__Job__:
An exact copy of all the data is required, with pictures left out.

__Data provided__:
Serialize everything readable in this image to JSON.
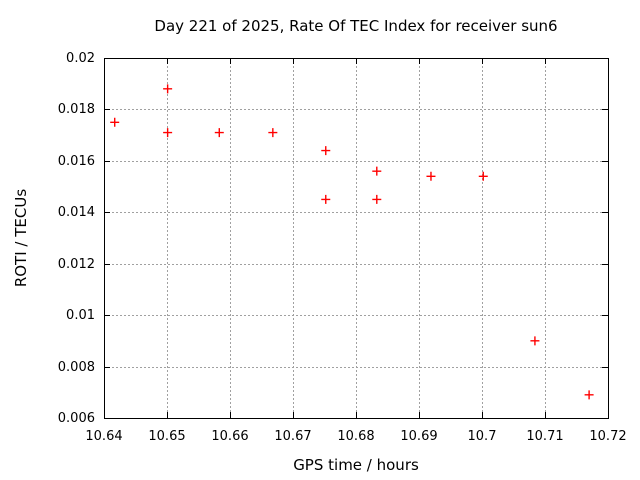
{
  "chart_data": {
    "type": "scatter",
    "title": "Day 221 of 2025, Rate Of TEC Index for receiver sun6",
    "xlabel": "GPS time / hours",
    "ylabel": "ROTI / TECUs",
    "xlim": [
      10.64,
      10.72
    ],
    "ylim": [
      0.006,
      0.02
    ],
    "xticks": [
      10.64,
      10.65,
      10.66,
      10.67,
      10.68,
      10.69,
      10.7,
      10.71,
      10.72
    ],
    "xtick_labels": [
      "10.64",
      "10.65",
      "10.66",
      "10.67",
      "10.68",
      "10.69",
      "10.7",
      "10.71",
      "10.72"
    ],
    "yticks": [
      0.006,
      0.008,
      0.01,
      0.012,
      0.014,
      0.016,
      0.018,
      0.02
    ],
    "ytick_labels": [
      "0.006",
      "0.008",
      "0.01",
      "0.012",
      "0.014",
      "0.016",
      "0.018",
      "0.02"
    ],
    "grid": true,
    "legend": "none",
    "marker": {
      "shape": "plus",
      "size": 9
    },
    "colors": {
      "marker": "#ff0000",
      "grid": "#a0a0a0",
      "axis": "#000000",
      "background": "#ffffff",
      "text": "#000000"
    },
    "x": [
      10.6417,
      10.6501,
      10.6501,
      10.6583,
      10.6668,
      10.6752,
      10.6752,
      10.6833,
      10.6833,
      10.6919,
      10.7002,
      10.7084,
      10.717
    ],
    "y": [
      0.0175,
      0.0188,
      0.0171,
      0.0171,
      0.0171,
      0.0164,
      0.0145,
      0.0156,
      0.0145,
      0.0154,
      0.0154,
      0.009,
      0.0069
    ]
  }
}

__The response__:
Serialize everything readable in this image to JSON.
{
  "chart_data": {
    "type": "scatter",
    "title": "Day 221 of 2025, Rate Of TEC Index for receiver sun6",
    "xlabel": "GPS time / hours",
    "ylabel": "ROTI / TECUs",
    "xlim": [
      10.64,
      10.72
    ],
    "ylim": [
      0.006,
      0.02
    ],
    "xticks": [
      10.64,
      10.65,
      10.66,
      10.67,
      10.68,
      10.69,
      10.7,
      10.71,
      10.72
    ],
    "xtick_labels": [
      "10.64",
      "10.65",
      "10.66",
      "10.67",
      "10.68",
      "10.69",
      "10.7",
      "10.71",
      "10.72"
    ],
    "yticks": [
      0.006,
      0.008,
      0.01,
      0.012,
      0.014,
      0.016,
      0.018,
      0.02
    ],
    "ytick_labels": [
      "0.006",
      "0.008",
      "0.01",
      "0.012",
      "0.014",
      "0.016",
      "0.018",
      "0.02"
    ],
    "grid": true,
    "legend": "none",
    "marker": {
      "shape": "plus",
      "size": 9
    },
    "colors": {
      "marker": "#ff0000",
      "grid": "#a0a0a0",
      "axis": "#000000",
      "background": "#ffffff",
      "text": "#000000"
    },
    "x": [
      10.6417,
      10.6501,
      10.6501,
      10.6583,
      10.6668,
      10.6752,
      10.6752,
      10.6833,
      10.6833,
      10.6919,
      10.7002,
      10.7084,
      10.717
    ],
    "y": [
      0.0175,
      0.0188,
      0.0171,
      0.0171,
      0.0171,
      0.0164,
      0.0145,
      0.0156,
      0.0145,
      0.0154,
      0.0154,
      0.009,
      0.0069
    ]
  }
}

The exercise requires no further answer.